Having fallen under its spell, the Philadelphia-born design director of Dunhill decided there and then to buy a place. It was only when he had viewed around 30 properties that he finally found the house he wanted, right in the heart of the medina. Located up a blind alley, its simple wooden front doors belie the splendour inside.
"It was constructed for a rich merchant in 1840, who used it as a guest house for clients. At the time, the city was the capital and the construction illustrated the cultural confidence of the period," he explains, pointing out the ornate deeds of the house now framed in the hallway.
Of great beauty, the three-storey house has a fine entrance courtyard complete with fountain, filigree plasterwork, ornate tiling, massive brass-studded wooden doors and handpainted woodwork in the classic Hispano-Moorish style. An extensive roof terrace provides mesmerising views over the city.
The restoration took about two years and involved numerous trips to and from Paris. "I found a wonderful mason who explained how these houses were made and I built up relationships with good people," he says. Craftsmen restored wood and metalwork, cleaned tiles, and at one point, as many as 75 people worked with him on the site.

_WHAT THIS EXERCISE ASKS_.
1 – Repeat the part of the passage on the medina house that opens with the words "Of great beauty, the" and closes with "on the site.", but put "renovation" in place of "restoration".
2 – Turn the paragraph of the passage on the medina house that begins "The restoration took about two years" into a short bulleted list of its main facts.
3 – In the passage on the medina house, how many properties did the design director view before finding the house he wanted?

_DATASET CONTENT_.
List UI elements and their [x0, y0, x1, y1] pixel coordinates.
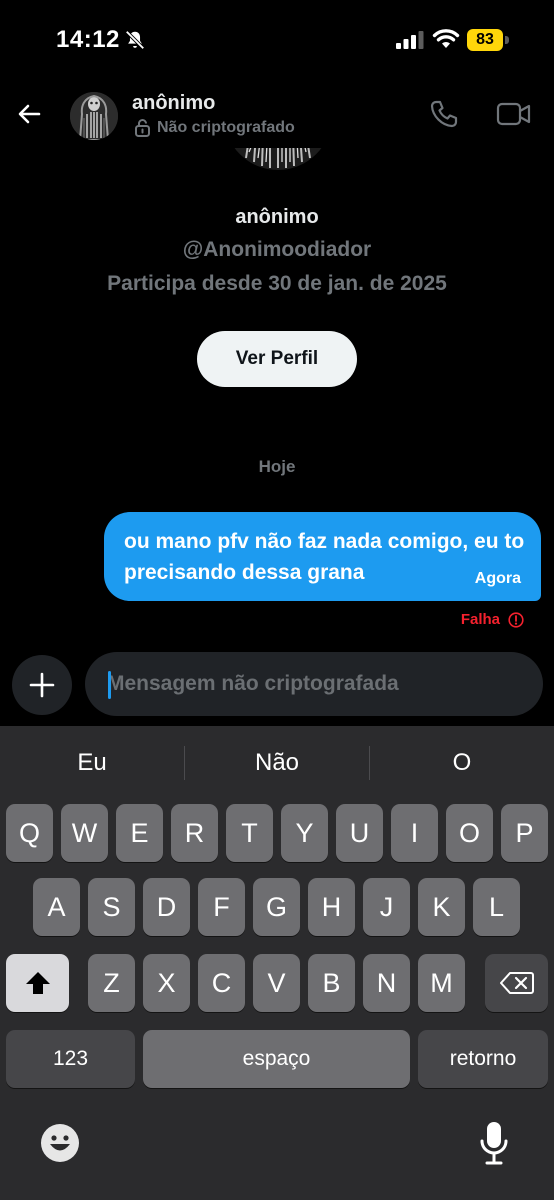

_OUTPUTS_.
1 –
Of great beauty, the three-storey house has a fine entrance courtyard complete with fountain, filigree plasterwork, ornate tiling, massive brass-studded wooden doors and handpainted woodwork in the classic Hispano-Moorish style. An extensive roof terrace provides mesmerising views over the city.
The renovation took about two years and involved numerous trips to and from Paris. "I found a wonderful mason who explained how these houses were made and I built up relationships with good people," he says. Craftsmen restored wood and metalwork, cleaned tiles, and at one point, as many as 75 people worked with him on the site.

2 –
- The restoration took about two years.
- It involved numerous trips to and from Paris.
- A mason explained to him how these houses were made.
- He built up relationships with good people.
- Craftsmen restored wood and metalwork and cleaned tiles.
- At one point, as many as 75 people worked with him on the site.

3 – Around 30.